Extracted data entries
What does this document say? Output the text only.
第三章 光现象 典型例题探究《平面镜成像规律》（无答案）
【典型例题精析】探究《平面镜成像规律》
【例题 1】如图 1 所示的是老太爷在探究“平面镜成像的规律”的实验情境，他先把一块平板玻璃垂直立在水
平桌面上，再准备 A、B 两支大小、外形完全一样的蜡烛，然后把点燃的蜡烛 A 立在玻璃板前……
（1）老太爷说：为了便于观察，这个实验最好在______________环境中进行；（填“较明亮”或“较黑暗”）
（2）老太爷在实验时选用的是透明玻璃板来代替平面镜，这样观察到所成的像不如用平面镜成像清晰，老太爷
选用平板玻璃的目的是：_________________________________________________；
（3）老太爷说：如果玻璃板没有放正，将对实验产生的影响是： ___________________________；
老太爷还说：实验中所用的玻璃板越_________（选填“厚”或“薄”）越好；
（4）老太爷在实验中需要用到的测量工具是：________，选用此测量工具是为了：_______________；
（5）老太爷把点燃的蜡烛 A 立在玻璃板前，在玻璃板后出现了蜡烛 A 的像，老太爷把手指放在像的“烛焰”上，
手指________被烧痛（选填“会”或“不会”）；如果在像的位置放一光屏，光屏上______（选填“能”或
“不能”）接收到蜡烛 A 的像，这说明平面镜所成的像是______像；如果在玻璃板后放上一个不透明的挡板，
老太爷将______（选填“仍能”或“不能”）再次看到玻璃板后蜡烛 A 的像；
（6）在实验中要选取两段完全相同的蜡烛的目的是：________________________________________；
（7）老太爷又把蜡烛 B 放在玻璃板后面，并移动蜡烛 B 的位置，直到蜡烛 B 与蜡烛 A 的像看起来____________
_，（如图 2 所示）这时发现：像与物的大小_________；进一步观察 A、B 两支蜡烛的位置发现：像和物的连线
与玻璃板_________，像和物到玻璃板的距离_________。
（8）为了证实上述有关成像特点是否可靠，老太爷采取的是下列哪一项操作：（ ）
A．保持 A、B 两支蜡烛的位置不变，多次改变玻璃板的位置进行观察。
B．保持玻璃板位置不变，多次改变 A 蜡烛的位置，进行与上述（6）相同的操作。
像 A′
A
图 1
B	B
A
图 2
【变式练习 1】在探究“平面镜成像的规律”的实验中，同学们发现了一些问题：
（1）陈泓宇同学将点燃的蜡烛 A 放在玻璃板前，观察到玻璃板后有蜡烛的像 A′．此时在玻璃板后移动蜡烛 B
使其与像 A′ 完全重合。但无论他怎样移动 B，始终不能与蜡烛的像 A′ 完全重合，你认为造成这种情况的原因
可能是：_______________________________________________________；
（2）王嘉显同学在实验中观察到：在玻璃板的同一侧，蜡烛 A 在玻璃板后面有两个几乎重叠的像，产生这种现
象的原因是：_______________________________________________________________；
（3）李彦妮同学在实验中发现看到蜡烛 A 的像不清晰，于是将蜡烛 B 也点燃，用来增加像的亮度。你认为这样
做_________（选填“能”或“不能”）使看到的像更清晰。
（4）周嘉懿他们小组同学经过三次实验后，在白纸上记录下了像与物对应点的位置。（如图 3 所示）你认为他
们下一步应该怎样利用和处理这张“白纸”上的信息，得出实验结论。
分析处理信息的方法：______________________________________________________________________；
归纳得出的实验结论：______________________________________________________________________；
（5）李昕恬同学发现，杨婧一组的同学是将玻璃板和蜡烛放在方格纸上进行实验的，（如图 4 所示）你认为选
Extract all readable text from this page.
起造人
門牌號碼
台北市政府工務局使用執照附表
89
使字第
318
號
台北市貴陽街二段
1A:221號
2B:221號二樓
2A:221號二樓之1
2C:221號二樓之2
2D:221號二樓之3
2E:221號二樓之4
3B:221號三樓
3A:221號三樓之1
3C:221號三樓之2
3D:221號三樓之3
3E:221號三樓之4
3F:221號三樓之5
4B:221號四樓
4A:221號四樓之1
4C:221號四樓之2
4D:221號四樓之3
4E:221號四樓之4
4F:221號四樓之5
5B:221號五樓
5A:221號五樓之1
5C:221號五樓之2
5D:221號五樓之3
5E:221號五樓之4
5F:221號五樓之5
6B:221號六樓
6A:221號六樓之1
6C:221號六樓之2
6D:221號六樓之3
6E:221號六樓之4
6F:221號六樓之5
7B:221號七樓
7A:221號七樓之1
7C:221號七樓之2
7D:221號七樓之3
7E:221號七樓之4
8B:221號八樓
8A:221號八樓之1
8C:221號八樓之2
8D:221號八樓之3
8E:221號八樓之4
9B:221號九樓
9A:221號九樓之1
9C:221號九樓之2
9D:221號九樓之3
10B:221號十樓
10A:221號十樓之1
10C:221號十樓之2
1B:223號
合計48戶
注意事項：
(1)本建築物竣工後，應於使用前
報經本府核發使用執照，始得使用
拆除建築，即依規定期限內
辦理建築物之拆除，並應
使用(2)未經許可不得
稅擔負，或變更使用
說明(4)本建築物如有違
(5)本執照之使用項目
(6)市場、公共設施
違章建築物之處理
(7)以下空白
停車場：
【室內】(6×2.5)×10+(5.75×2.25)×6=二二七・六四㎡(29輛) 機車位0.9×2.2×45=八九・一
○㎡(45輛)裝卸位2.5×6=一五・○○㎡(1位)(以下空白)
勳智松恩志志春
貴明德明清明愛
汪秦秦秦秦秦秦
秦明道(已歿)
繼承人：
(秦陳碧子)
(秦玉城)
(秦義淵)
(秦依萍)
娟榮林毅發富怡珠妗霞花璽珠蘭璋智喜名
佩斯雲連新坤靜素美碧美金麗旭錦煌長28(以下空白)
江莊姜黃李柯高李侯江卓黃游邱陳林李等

• [Objective]: Extract each line of the material exactly as it stands.

• [Solution for this task]:
What does this document say? Output the text only.
第三章 光现象 典型例题探究《平面镜成像规律》（无答案）
【典型例题精析】探究《平面镜成像规律》
【例题 1】如图 1 所示的是老太爷在探究“平面镜成像的规律”的实验情境，他先把一块平板玻璃垂直立在水
平桌面上，再准备 A、B 两支大小、外形完全一样的蜡烛，然后把点燃的蜡烛 A 立在玻璃板前……
（1）老太爷说：为了便于观察，这个实验最好在______________环境中进行；（填“较明亮”或“较黑暗”）
（2）老太爷在实验时选用的是透明玻璃板来代替平面镜，这样观察到所成的像不如用平面镜成像清晰，老太爷
选用平板玻璃的目的是：_________________________________________________；
（3）老太爷说：如果玻璃板没有放正，将对实验产生的影响是： ___________________________；
老太爷还说：实验中所用的玻璃板越_________（选填“厚”或“薄”）越好；
（4）老太爷在实验中需要用到的测量工具是：________，选用此测量工具是为了：_______________；
（5）老太爷把点燃的蜡烛 A 立在玻璃板前，在玻璃板后出现了蜡烛 A 的像，老太爷把手指放在像的“烛焰”上，
手指________被烧痛（选填“会”或“不会”）；如果在像的位置放一光屏，光屏上______（选填“能”或
“不能”）接收到蜡烛 A 的像，这说明平面镜所成的像是______像；如果在玻璃板后放上一个不透明的挡板，
老太爷将______（选填“仍能”或“不能”）再次看到玻璃板后蜡烛 A 的像；
（6）在实验中要选取两段完全相同的蜡烛的目的是：________________________________________；
（7）老太爷又把蜡烛 B 放在玻璃板后面，并移动蜡烛 B 的位置，直到蜡烛 B 与蜡烛 A 的像看起来____________
_，（如图 2 所示）这时发现：像与物的大小_________；进一步观察 A、B 两支蜡烛的位置发现：像和物的连线
与玻璃板_________，像和物到玻璃板的距离_________。
（8）为了证实上述有关成像特点是否可靠，老太爷采取的是下列哪一项操作：（ ）
A．保持 A、B 两支蜡烛的位置不变，多次改变玻璃板的位置进行观察。
B．保持玻璃板位置不变，多次改变 A 蜡烛的位置，进行与上述（6）相同的操作。
像 A′
A
图 1
B	B
A
图 2
【变式练习 1】在探究“平面镜成像的规律”的实验中，同学们发现了一些问题：
（1）陈泓宇同学将点燃的蜡烛 A 放在玻璃板前，观察到玻璃板后有蜡烛的像 A′．此时在玻璃板后移动蜡烛 B
使其与像 A′ 完全重合。但无论他怎样移动 B，始终不能与蜡烛的像 A′ 完全重合，你认为造成这种情况的原因
可能是：_______________________________________________________；
（2）王嘉显同学在实验中观察到：在玻璃板的同一侧，蜡烛 A 在玻璃板后面有两个几乎重叠的像，产生这种现
象的原因是：_______________________________________________________________；
（3）李彦妮同学在实验中发现看到蜡烛 A 的像不清晰，于是将蜡烛 B 也点燃，用来增加像的亮度。你认为这样
做_________（选填“能”或“不能”）使看到的像更清晰。
（4）周嘉懿他们小组同学经过三次实验后，在白纸上记录下了像与物对应点的位置。（如图 3 所示）你认为他
们下一步应该怎样利用和处理这张“白纸”上的信息，得出实验结论。
分析处理信息的方法：______________________________________________________________________；
归纳得出的实验结论：______________________________________________________________________；
（5）李昕恬同学发现，杨婧一组的同学是将玻璃板和蜡烛放在方格纸上进行实验的，（如图 4 所示）你认为选
Extract all readable text from this page.
起造人
門牌號碼
台北市政府工務局使用執照附表
89
使字第
318
號
台北市貴陽街二段
1A:221號
2B:221號二樓
2A:221號二樓之1
2C:221號二樓之2
2D:221號二樓之3
2E:221號二樓之4
3B:221號三樓
3A:221號三樓之1
3C:221號三樓之2
3D:221號三樓之3
3E:221號三樓之4
3F:221號三樓之5
4B:221號四樓
4A:221號四樓之1
4C:221號四樓之2
4D:221號四樓之3
4E:221號四樓之4
4F:221號四樓之5
5B:221號五樓
5A:221號五樓之1
5C:221號五樓之2
5D:221號五樓之3
5E:221號五樓之4
5F:221號五樓之5
6B:221號六樓
6A:221號六樓之1
6C:221號六樓之2
6D:221號六樓之3
6E:221號六樓之4
6F:221號六樓之5
7B:221號七樓
7A:221號七樓之1
7C:221號七樓之2
7D:221號七樓之3
7E:221號七樓之4
8B:221號八樓
8A:221號八樓之1
8C:221號八樓之2
8D:221號八樓之3
8E:221號八樓之4
9B:221號九樓
9A:221號九樓之1
9C:221號九樓之2
9D:221號九樓之3
10B:221號十樓
10A:221號十樓之1
10C:221號十樓之2
1B:223號
合計48戶
注意事項：
(1)本建築物竣工後，應於使用前
報經本府核發使用執照，始得使用
拆除建築，即依規定期限內
辦理建築物之拆除，並應
使用(2)未經許可不得
稅擔負，或變更使用
說明(4)本建築物如有違
(5)本執照之使用項目
(6)市場、公共設施
違章建築物之處理
(7)以下空白
停車場：
【室內】(6×2.5)×10+(5.75×2.25)×6=二二七・六四㎡(29輛) 機車位0.9×2.2×45=八九・一
○㎡(45輛)裝卸位2.5×6=一五・○○㎡(1位)(以下空白)
勳智松恩志志春
貴明德明清明愛
汪秦秦秦秦秦秦
秦明道(已歿)
繼承人：
(秦陳碧子)
(秦玉城)
(秦義淵)
(秦依萍)
娟榮林毅發富怡珠妗霞花璽珠蘭璋智喜名
佩斯雲連新坤靜素美碧美金麗旭錦煌長28(以下空白)
江莊姜黃李柯高李侯江卓黃游邱陳林李等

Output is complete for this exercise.